- Available records:
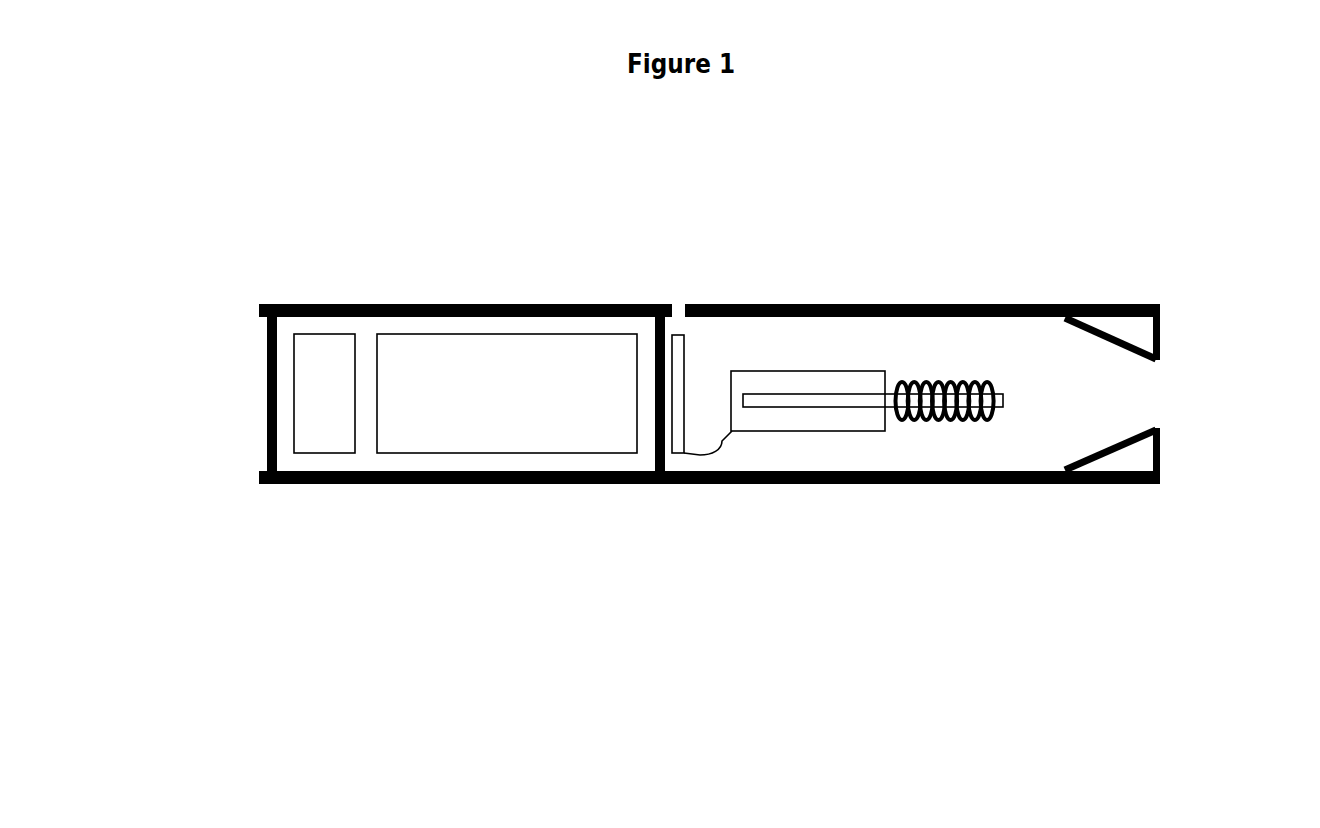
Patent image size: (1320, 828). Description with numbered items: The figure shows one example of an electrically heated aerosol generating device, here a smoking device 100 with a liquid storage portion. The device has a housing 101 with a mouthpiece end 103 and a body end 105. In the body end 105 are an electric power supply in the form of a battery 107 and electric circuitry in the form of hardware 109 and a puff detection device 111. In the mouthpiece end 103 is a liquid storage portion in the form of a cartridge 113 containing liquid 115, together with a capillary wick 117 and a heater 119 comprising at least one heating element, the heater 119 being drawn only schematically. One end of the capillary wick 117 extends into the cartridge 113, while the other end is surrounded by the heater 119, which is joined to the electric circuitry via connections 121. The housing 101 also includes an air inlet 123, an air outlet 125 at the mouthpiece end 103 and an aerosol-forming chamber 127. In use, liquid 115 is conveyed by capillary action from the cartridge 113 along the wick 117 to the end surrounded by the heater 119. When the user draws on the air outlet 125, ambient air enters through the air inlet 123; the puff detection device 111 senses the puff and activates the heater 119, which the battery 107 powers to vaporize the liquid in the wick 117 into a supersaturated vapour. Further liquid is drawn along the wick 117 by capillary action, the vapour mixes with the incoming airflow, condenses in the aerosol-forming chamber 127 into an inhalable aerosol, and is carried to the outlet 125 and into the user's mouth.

The smoking device 100 is at (212, 291).
The housing 101 is at (458, 303).
The mouthpiece end 103 is at (1125, 564).
The body end 105 is at (387, 562).
The battery 107 is at (508, 430).
The hardware 109 is at (319, 430).
The puff detection device 111 is at (703, 343).
The cartridge 113 is at (812, 431).
The liquid 115 is at (808, 370).
The capillary wick 117 is at (1000, 407).
The heater 119 is at (942, 446).
The connections 121 is at (721, 443).
The air inlet 123 is at (669, 288).
The air outlet 125 is at (1182, 400).
The aerosol-forming chamber 127 is at (984, 336).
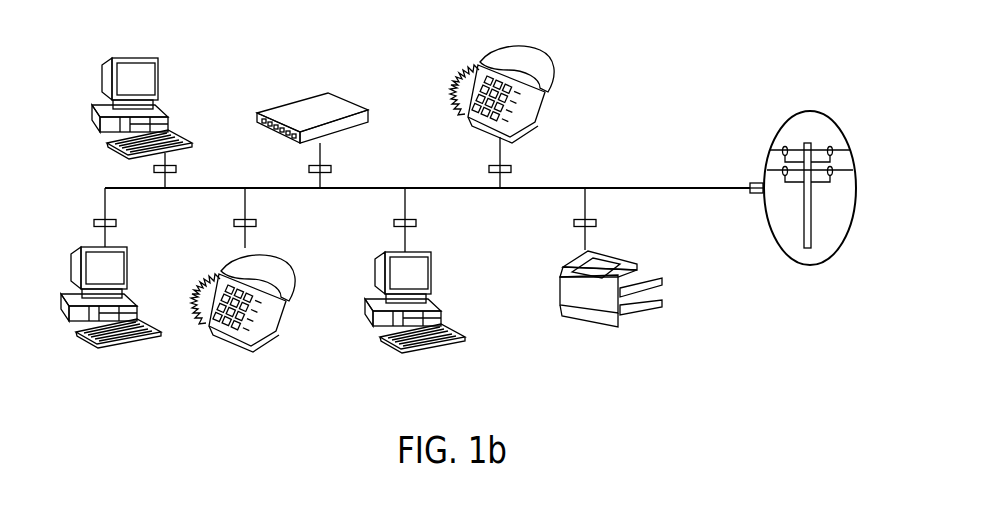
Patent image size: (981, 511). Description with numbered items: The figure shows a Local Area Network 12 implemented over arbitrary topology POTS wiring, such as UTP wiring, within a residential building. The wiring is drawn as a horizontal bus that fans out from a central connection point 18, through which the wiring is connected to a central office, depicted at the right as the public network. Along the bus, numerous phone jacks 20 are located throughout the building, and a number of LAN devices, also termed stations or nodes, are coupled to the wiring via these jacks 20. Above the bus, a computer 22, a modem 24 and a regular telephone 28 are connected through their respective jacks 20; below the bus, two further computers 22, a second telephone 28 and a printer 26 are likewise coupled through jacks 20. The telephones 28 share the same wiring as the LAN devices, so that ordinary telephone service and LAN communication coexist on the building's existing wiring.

The Local Area Network 12 is at (156, 407).
The central connection point 18 is at (750, 185).
The phone jack 20 is at (177, 169).
The computer 22 is at (140, 60).
The modem 24 is at (308, 100).
The printer 26 is at (585, 320).
The regular telephone 28 is at (535, 52).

- What is needed: Copy every line of the entries above word for word, leaving out the pictures.

- Task result:
Patent image size: (1320, 828). Description with numbered items: The figure shows one example of an electrically heated aerosol generating device, here a smoking device 100 with a liquid storage portion. The device has a housing 101 with a mouthpiece end 103 and a body end 105. In the body end 105 are an electric power supply in the form of a battery 107 and electric circuitry in the form of hardware 109 and a puff detection device 111. In the mouthpiece end 103 is a liquid storage portion in the form of a cartridge 113 containing liquid 115, together with a capillary wick 117 and a heater 119 comprising at least one heating element, the heater 119 being drawn only schematically. One end of the capillary wick 117 extends into the cartridge 113, while the other end is surrounded by the heater 119, which is joined to the electric circuitry via connections 121. The housing 101 also includes an air inlet 123, an air outlet 125 at the mouthpiece end 103 and an aerosol-forming chamber 127. In use, liquid 115 is conveyed by capillary action from the cartridge 113 along the wick 117 to the end surrounded by the heater 119. When the user draws on the air outlet 125, ambient air enters through the air inlet 123; the puff detection device 111 senses the puff and activates the heater 119, which the battery 107 powers to vaporize the liquid in the wick 117 into a supersaturated vapour. Further liquid is drawn along the wick 117 by capillary action, the vapour mixes with the incoming airflow, condenses in the aerosol-forming chamber 127 into an inhalable aerosol, and is carried to the outlet 125 and into the user's mouth.

The smoking device 100 is at (212, 291).
The housing 101 is at (458, 303).
The mouthpiece end 103 is at (1125, 564).
The body end 105 is at (387, 562).
The battery 107 is at (508, 430).
The hardware 109 is at (319, 430).
The puff detection device 111 is at (703, 343).
The cartridge 113 is at (812, 431).
The liquid 115 is at (808, 370).
The capillary wick 117 is at (1000, 407).
The heater 119 is at (942, 446).
The connections 121 is at (721, 443).
The air inlet 123 is at (669, 288).
The air outlet 125 is at (1182, 400).
The aerosol-forming chamber 127 is at (984, 336).
Patent image size: (981, 511). Description with numbered items: The figure shows a Local Area Network 12 implemented over arbitrary topology POTS wiring, such as UTP wiring, within a residential building. The wiring is drawn as a horizontal bus that fans out from a central connection point 18, through which the wiring is connected to a central office, depicted at the right as the public network. Along the bus, numerous phone jacks 20 are located throughout the building, and a number of LAN devices, also termed stations or nodes, are coupled to the wiring via these jacks 20. Above the bus, a computer 22, a modem 24 and a regular telephone 28 are connected through their respective jacks 20; below the bus, two further computers 22, a second telephone 28 and a printer 26 are likewise coupled through jacks 20. The telephones 28 share the same wiring as the LAN devices, so that ordinary telephone service and LAN communication coexist on the building's existing wiring.

The Local Area Network 12 is at (156, 407).
The central connection point 18 is at (750, 185).
The phone jack 20 is at (177, 169).
The computer 22 is at (140, 60).
The modem 24 is at (308, 100).
The printer 26 is at (585, 320).
The regular telephone 28 is at (535, 52).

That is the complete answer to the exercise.